- **The problem**
Examine the records and identify each line that includes the string "JSON". Copy those lines.

- **Dataset content**
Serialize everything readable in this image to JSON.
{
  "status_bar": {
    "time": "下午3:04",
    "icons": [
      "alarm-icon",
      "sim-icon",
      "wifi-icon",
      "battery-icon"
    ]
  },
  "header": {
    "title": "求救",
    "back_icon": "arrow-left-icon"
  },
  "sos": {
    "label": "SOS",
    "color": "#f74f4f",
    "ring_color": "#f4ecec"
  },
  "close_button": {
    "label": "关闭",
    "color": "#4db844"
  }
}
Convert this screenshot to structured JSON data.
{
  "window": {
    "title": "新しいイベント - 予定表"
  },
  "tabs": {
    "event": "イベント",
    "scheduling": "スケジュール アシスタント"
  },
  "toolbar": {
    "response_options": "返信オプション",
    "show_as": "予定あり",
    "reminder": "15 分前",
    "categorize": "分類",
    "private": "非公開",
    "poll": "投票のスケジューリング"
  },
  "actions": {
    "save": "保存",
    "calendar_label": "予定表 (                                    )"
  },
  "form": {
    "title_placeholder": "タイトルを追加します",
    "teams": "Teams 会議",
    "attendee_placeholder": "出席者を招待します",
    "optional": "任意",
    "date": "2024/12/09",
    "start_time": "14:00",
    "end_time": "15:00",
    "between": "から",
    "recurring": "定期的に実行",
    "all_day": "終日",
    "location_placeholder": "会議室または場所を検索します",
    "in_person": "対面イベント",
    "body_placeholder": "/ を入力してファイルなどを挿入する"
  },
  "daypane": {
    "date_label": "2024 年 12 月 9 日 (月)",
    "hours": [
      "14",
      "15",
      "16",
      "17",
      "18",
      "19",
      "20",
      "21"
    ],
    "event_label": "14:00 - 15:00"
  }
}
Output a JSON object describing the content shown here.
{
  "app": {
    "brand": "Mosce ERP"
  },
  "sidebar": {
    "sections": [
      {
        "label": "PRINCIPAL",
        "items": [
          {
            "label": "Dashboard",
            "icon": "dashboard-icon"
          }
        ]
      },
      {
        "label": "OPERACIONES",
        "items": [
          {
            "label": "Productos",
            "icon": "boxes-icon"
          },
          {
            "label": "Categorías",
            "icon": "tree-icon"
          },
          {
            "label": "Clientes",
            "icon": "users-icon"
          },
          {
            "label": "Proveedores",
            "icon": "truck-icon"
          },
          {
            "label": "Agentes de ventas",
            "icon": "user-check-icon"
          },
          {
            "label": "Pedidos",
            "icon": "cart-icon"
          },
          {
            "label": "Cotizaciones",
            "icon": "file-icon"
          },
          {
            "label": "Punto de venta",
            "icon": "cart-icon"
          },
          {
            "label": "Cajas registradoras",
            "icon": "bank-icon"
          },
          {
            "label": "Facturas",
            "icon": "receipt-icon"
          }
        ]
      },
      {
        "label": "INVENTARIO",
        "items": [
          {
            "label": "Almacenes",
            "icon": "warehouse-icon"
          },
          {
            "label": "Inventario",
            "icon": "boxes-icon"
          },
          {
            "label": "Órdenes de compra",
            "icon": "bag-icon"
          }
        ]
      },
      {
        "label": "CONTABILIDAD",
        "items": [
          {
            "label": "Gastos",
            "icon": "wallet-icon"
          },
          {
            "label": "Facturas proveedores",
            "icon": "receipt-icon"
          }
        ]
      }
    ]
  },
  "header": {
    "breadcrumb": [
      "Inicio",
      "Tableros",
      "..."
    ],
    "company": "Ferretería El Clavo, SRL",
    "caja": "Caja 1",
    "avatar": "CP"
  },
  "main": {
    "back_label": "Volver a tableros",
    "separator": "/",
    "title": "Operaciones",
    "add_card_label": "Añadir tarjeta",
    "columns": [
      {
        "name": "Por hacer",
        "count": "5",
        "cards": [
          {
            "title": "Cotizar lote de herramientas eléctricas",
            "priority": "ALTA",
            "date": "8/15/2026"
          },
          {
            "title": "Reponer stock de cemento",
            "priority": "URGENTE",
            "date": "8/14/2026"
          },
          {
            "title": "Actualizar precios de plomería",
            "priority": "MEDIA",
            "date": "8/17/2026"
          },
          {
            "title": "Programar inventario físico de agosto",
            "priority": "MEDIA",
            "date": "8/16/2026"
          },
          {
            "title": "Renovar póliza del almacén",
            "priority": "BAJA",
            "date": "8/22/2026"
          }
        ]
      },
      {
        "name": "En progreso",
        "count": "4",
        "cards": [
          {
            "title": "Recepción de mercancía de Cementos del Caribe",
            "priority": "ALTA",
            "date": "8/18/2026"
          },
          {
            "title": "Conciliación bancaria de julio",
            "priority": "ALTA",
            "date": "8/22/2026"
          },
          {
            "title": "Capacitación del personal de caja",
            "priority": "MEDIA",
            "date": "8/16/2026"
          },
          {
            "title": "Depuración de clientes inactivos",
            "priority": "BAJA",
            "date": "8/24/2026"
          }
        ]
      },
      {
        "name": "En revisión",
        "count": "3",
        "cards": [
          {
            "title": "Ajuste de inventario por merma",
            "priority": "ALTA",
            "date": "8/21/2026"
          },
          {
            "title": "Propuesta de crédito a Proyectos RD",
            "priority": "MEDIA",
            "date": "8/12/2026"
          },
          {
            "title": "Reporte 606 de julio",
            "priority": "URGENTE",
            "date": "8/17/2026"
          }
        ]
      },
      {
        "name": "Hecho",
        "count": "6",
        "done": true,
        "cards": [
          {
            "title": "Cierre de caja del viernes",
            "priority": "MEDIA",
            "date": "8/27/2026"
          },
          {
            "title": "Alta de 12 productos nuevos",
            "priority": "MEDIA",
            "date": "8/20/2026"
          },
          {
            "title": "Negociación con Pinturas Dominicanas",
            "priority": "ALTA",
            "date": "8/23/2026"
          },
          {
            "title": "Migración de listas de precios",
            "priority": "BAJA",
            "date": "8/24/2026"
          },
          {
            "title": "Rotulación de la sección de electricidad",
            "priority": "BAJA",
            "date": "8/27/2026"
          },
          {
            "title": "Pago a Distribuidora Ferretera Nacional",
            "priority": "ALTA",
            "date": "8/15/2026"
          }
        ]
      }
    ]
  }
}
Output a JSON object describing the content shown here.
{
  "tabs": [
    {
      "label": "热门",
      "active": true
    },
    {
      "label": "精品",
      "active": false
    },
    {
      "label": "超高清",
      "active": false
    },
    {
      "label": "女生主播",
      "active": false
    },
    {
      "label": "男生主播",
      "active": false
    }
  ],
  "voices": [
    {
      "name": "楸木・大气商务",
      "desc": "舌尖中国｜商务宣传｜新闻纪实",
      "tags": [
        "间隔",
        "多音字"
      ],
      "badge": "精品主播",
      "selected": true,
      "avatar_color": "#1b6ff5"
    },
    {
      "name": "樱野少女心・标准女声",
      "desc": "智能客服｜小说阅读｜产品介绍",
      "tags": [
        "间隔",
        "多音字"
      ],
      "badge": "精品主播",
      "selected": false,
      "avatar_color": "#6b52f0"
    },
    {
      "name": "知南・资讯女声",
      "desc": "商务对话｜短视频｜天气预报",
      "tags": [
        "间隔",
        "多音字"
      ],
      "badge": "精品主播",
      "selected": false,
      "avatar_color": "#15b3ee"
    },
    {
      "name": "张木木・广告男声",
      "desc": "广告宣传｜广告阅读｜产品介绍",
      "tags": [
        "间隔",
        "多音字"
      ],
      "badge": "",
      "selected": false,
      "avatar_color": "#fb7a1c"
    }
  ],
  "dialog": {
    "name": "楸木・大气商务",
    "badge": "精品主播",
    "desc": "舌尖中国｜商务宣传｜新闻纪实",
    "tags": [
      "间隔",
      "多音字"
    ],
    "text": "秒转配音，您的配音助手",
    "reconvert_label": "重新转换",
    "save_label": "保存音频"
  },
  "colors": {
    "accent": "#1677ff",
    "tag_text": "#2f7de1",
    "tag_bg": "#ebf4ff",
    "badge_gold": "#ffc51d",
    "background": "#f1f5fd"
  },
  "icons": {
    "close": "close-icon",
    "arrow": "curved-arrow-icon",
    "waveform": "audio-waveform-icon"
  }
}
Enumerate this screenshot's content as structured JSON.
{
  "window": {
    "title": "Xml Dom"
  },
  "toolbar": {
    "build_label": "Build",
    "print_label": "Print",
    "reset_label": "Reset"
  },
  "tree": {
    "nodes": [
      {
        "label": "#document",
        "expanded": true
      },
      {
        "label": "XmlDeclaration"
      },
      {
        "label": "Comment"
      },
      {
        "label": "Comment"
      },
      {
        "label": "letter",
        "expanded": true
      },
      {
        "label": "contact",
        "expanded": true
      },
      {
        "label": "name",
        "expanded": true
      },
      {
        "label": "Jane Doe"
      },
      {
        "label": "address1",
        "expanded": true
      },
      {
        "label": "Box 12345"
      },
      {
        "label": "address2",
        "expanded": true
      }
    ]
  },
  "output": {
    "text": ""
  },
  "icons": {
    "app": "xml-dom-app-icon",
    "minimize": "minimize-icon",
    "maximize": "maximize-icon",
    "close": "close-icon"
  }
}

- **Written answer**
Serialize everything readable in this image to JSON.
Convert this screenshot to structured JSON data.
Output a JSON object describing the content shown here.
Output a JSON object describing the content shown here.
Enumerate this screenshot's content as structured JSON.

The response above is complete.